## Supplied records
··········
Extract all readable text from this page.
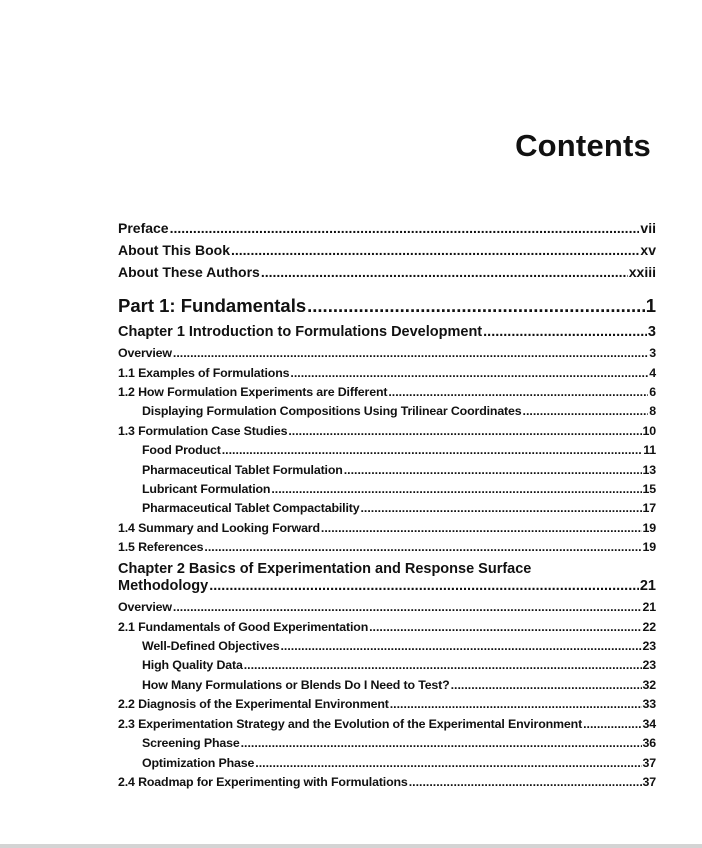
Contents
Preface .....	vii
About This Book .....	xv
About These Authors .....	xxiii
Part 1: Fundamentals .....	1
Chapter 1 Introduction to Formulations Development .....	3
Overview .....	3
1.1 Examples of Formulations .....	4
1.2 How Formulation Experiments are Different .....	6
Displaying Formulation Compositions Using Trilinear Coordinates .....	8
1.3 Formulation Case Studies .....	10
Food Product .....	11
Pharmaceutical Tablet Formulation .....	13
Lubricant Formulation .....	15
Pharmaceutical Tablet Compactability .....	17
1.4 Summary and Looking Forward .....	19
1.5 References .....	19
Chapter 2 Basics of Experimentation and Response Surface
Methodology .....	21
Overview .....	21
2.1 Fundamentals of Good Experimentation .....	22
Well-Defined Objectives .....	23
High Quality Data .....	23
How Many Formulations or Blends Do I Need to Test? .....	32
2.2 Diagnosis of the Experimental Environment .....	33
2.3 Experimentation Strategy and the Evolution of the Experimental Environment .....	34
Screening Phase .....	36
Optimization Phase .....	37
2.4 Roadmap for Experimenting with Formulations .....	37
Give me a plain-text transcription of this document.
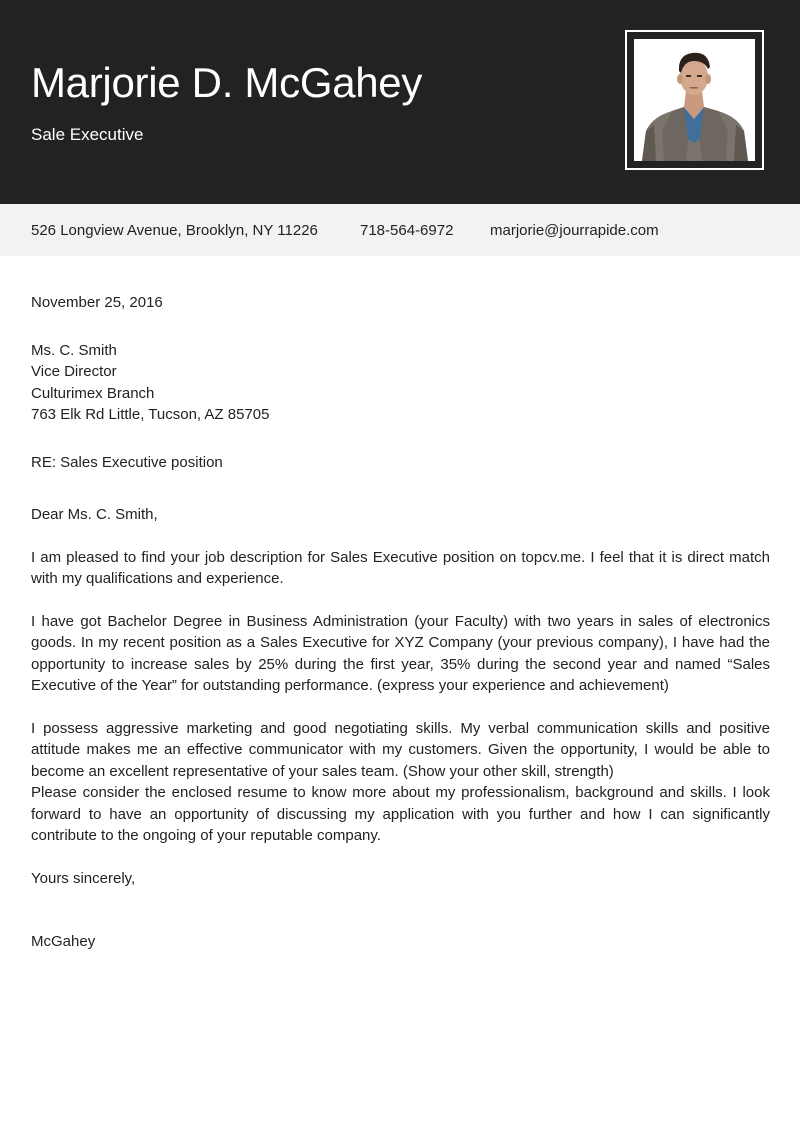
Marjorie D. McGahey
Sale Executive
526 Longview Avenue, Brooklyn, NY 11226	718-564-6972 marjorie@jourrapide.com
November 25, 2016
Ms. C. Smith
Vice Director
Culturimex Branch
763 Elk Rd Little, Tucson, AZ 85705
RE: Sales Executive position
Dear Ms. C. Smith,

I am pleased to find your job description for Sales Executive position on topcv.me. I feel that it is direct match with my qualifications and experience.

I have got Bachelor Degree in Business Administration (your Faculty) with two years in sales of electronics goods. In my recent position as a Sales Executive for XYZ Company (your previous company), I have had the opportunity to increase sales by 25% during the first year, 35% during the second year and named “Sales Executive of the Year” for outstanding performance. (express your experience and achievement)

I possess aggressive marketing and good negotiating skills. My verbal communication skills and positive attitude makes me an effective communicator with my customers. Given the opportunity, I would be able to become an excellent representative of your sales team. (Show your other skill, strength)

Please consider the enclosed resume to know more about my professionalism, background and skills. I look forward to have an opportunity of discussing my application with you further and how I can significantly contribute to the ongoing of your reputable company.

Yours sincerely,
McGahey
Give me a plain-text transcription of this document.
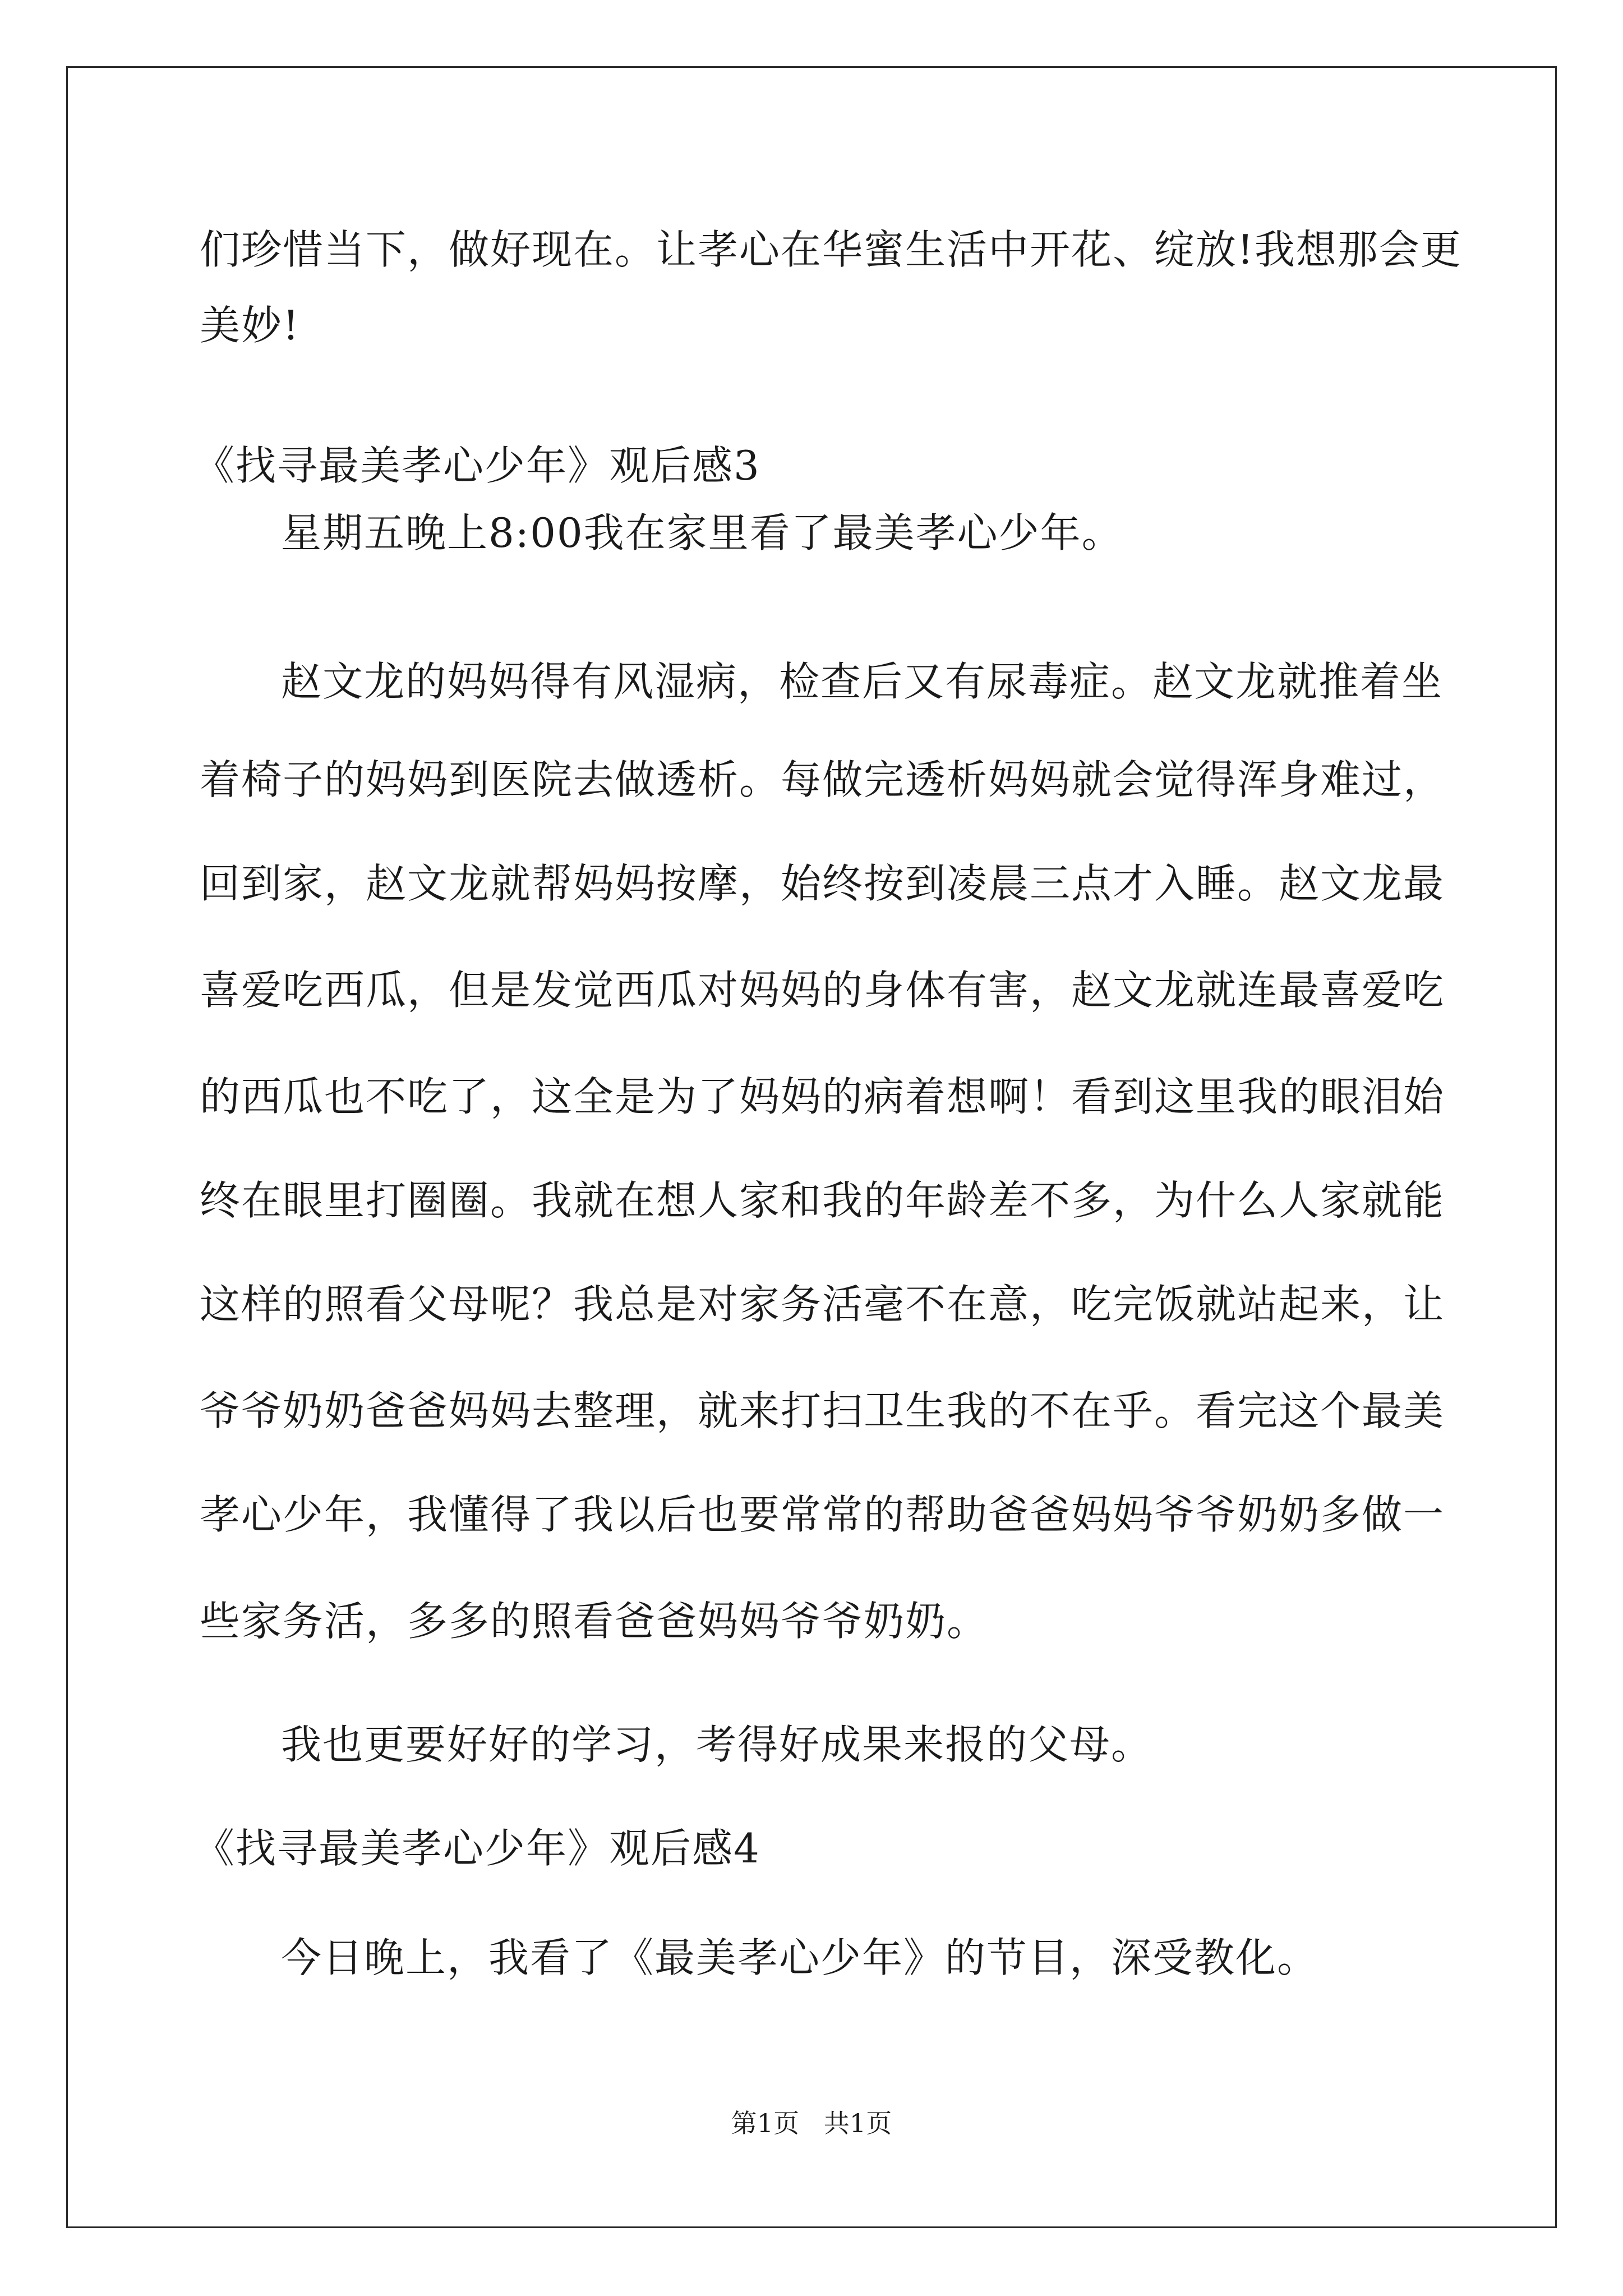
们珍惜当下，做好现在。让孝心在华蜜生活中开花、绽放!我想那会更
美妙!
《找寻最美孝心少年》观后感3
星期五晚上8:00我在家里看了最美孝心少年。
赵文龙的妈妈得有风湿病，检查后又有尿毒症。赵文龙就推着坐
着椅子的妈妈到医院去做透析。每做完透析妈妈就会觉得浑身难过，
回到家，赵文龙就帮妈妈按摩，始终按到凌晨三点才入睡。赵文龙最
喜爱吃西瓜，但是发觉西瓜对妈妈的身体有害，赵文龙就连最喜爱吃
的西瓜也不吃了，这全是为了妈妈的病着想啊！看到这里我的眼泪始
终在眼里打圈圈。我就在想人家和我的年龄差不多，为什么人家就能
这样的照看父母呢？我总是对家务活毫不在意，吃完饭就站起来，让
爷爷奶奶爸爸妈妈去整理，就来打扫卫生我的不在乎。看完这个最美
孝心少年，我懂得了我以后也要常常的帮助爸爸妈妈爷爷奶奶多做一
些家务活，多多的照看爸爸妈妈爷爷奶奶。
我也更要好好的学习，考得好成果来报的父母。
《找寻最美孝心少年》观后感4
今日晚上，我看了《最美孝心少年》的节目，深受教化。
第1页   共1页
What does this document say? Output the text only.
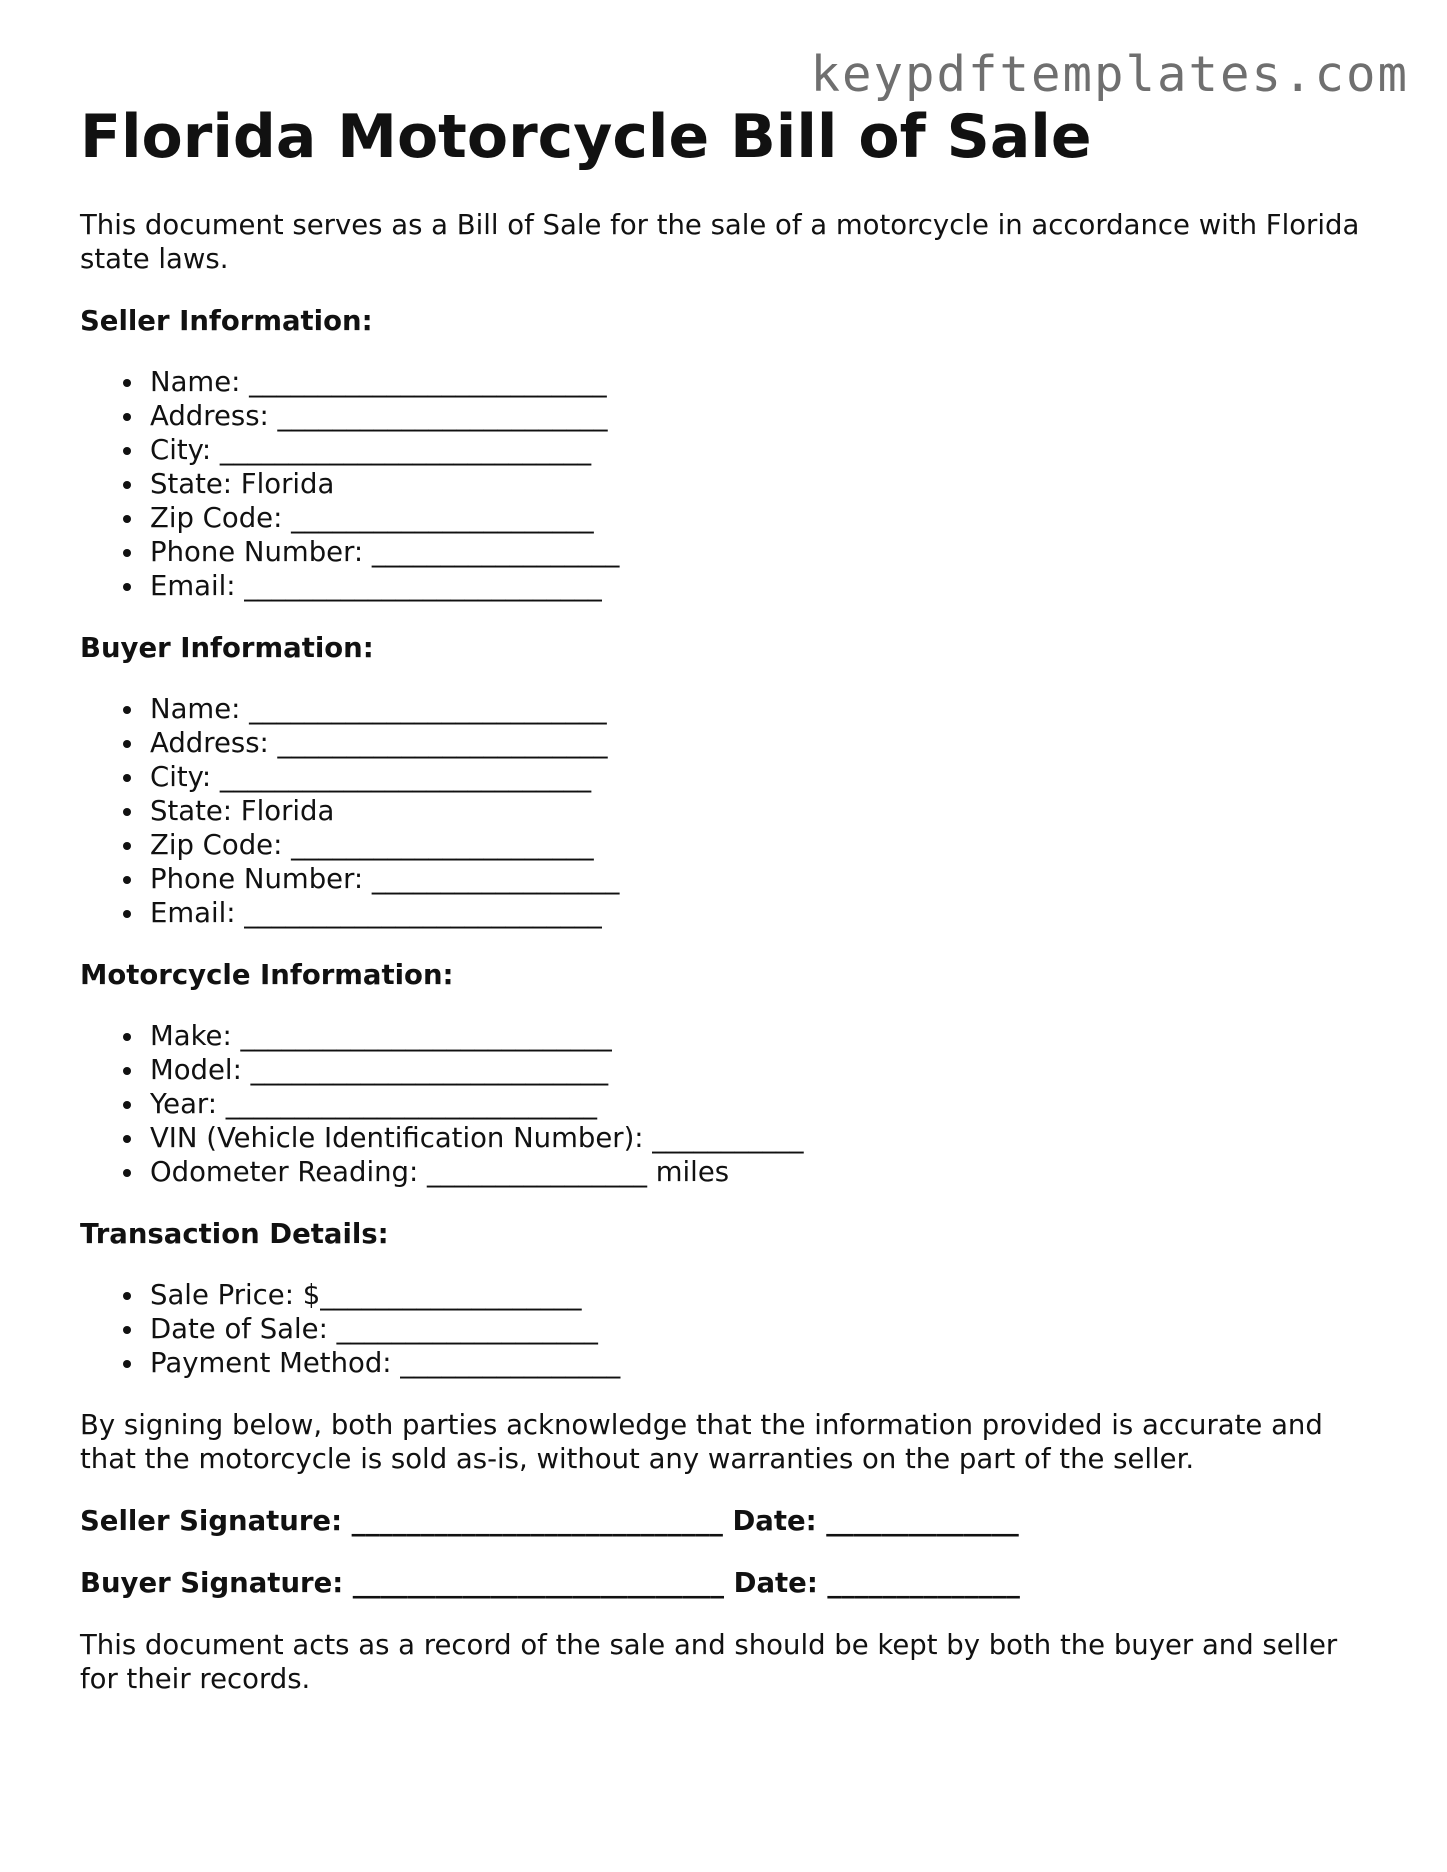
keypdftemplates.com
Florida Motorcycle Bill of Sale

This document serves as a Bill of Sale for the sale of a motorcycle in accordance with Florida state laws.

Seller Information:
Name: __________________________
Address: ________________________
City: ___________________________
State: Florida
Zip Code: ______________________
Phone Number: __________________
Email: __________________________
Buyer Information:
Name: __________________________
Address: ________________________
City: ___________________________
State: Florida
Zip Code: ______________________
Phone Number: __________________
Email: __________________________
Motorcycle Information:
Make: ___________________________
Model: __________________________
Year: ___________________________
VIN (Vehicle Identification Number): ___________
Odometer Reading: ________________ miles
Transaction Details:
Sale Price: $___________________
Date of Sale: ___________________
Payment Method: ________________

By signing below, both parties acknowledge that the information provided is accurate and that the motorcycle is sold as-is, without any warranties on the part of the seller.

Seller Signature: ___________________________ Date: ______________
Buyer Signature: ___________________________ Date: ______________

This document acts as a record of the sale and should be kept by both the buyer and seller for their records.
··········
## What is being asked
Tell how many lines include "that". The number is the whole answer.

## Answer
2